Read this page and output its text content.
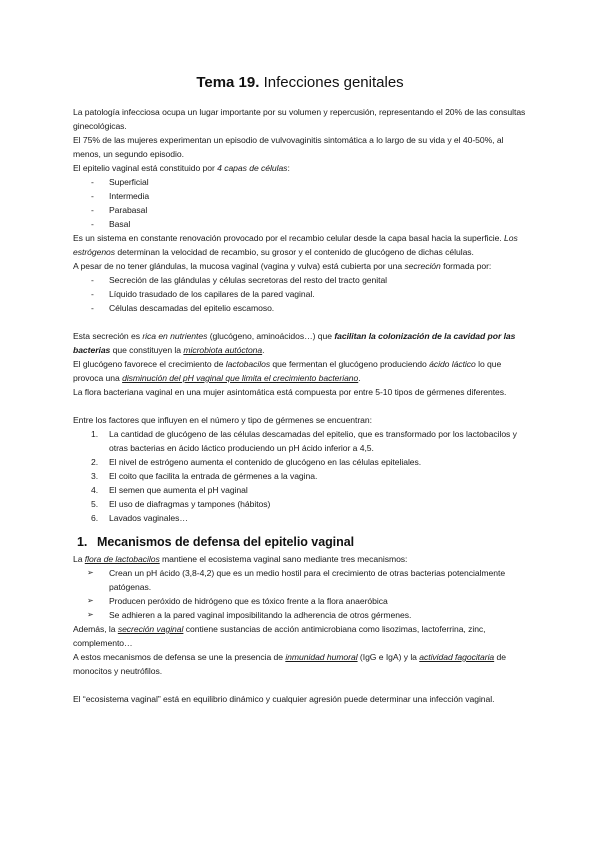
Tema 19. Infecciones genitales

La patología infecciosa ocupa un lugar importante por su volumen y repercusión, representando el 20% de las consultas ginecológicas.

El 75% de las mujeres experimentan un episodio de vulvovaginitis sintomática a lo largo de su vida y el 40-50%, al menos, un segundo episodio.

El epitelio vaginal está constituido por 4 capas de células:

- Superficial
- Intermedia
- Parabasal
- Basal

Es un sistema en constante renovación provocado por el recambio celular desde la capa basal hacia la superficie. Los estrógenos determinan la velocidad de recambio, su grosor y el contenido de glucógeno de dichas células.

A pesar de no tener glándulas, la mucosa vaginal (vagina y vulva) está cubierta por una secreción formada por:

- Secreción de las glándulas y células secretoras del resto del tracto genital
- Líquido trasudado de los capilares de la pared vaginal.
- Células descamadas del epitelio escamoso.

Esta secreción es rica en nutrientes (glucógeno, aminoácidos…) que facilitan la colonización de la cavidad por las bacterias que constituyen la microbiota autóctona.

El glucógeno favorece el crecimiento de lactobacilos que fermentan el glucógeno produciendo ácido láctico lo que provoca una disminución del pH vaginal que limita el crecimiento bacteriano.

La flora bacteriana vaginal en una mujer asintomática está compuesta por entre 5-10 tipos de gérmenes diferentes.

Entre los factores que influyen en el número y tipo de gérmenes se encuentran:

1. La cantidad de glucógeno de las células descamadas del epitelio, que es transformado por los lactobacilos y otras bacterias en ácido láctico produciendo un pH ácido inferior a 4,5.
2. El nivel de estrógeno aumenta el contenido de glucógeno en las células epiteliales.
3. El coito que facilita la entrada de gérmenes a la vagina.
4. El semen que aumenta el pH vaginal
5. El uso de diafragmas y tampones (hábitos)
6. Lavados vaginales…
1. Mecanismos de defensa del epitelio vaginal

La flora de lactobacilos mantiene el ecosistema vaginal sano mediante tres mecanismos:

➢ Crean un pH ácido (3,8-4,2) que es un medio hostil para el crecimiento de otras bacterias potencialmente patógenas.
➢ Producen peróxido de hidrógeno que es tóxico frente a la flora anaeróbica
➢ Se adhieren a la pared vaginal imposibilitando la adherencia de otros gérmenes.

Además, la secreción vaginal contiene sustancias de acción antimicrobiana como lisozimas, lactoferrina, zinc, complemento…

A estos mecanismos de defensa se une la presencia de inmunidad humoral (IgG e IgA) y la actividad fagocitaria de monocitos y neutrófilos.

El “ecosistema vaginal” está en equilibrio dinámico y cualquier agresión puede determinar una infección vaginal.
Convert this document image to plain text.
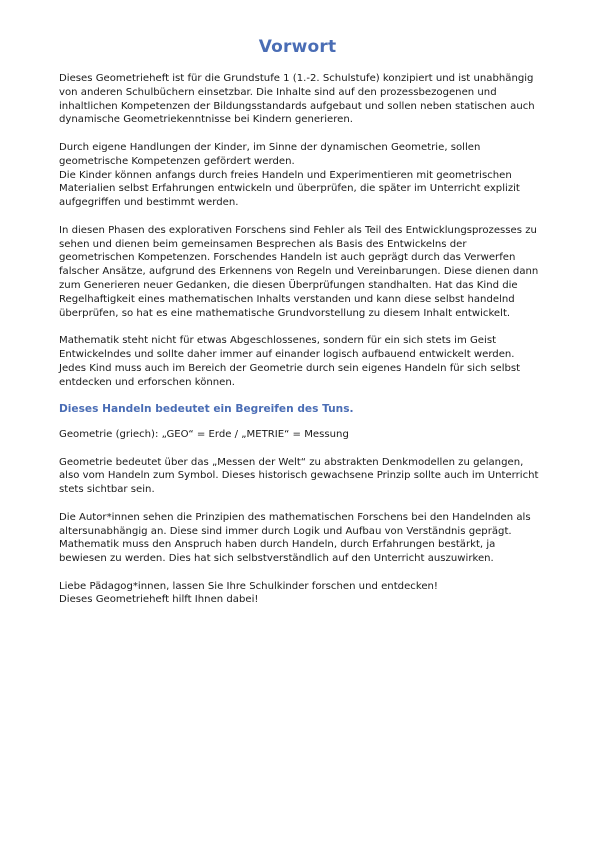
Vorwort

Dieses Geometrieheft ist für die Grundstufe 1 (1.-2. Schulstufe) konzipiert und ist unabhängig von anderen Schulbüchern einsetzbar. Die Inhalte sind auf den prozessbezogenen und inhaltlichen Kompetenzen der Bildungsstandards aufgebaut und sollen neben statischen auch dynamische Geometriekenntnisse bei Kindern generieren.

Durch eigene Handlungen der Kinder, im Sinne der dynamischen Geometrie, sollen geometrische Kompetenzen gefördert werden.

Die Kinder können anfangs durch freies Handeln und Experimentieren mit geometrischen Materialien selbst Erfahrungen entwickeln und überprüfen, die später im Unterricht explizit aufgegriffen und bestimmt werden.

In diesen Phasen des explorativen Forschens sind Fehler als Teil des Entwicklungsprozesses zu sehen und dienen beim gemeinsamen Besprechen als Basis des Entwickelns der geometrischen Kompetenzen. Forschendes Handeln ist auch geprägt durch das Verwerfen falscher Ansätze, aufgrund des Erkennens von Regeln und Vereinbarungen. Diese dienen dann zum Generieren neuer Gedanken, die diesen Überprüfungen standhalten. Hat das Kind die Regelhaftigkeit eines mathematischen Inhalts verstanden und kann diese selbst handelnd überprüfen, so hat es eine mathematische Grundvorstellung zu diesem Inhalt entwickelt.

Mathematik steht nicht für etwas Abgeschlossenes, sondern für ein sich stets im Geist Entwickelndes und sollte daher immer auf einander logisch aufbauend entwickelt werden. Jedes Kind muss auch im Bereich der Geometrie durch sein eigenes Handeln für sich selbst entdecken und erforschen können.

Dieses Handeln bedeutet ein Begreifen des Tuns.

Geometrie (griech): „GEO“ = Erde / „METRIE“ = Messung

Geometrie bedeutet über das „Messen der Welt“ zu abstrakten Denkmodellen zu gelangen, also vom Handeln zum Symbol. Dieses historisch gewachsene Prinzip sollte auch im Unterricht stets sichtbar sein.

Die Autor*innen sehen die Prinzipien des mathematischen Forschens bei den Handelnden als altersunabhängig an. Diese sind immer durch Logik und Aufbau von Verständnis geprägt. Mathematik muss den Anspruch haben durch Handeln, durch Erfahrungen bestärkt, ja bewiesen zu werden. Dies hat sich selbstverständlich auf den Unterricht auszuwirken.

Liebe Pädagog*innen, lassen Sie Ihre Schulkinder forschen und entdecken!

Dieses Geometrieheft hilft Ihnen dabei!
______________________________
▸ **Problem description**
From the data above, copy each line that has the string "können".

▸ **Task output**
Die Kinder können anfangs durch freies Handeln und Experimentieren mit geometrischen Materialien selbst Erfahrungen entwickeln und überprüfen, die später im Unterricht explizit aufgegriffen und bestimmt werden.
Mathematik steht nicht für etwas Abgeschlossenes, sondern für ein sich stets im Geist Entwickelndes und sollte daher immer auf einander logisch aufbauend entwickelt werden. Jedes Kind muss auch im Bereich der Geometrie durch sein eigenes Handeln für sich selbst entdecken und erforschen können.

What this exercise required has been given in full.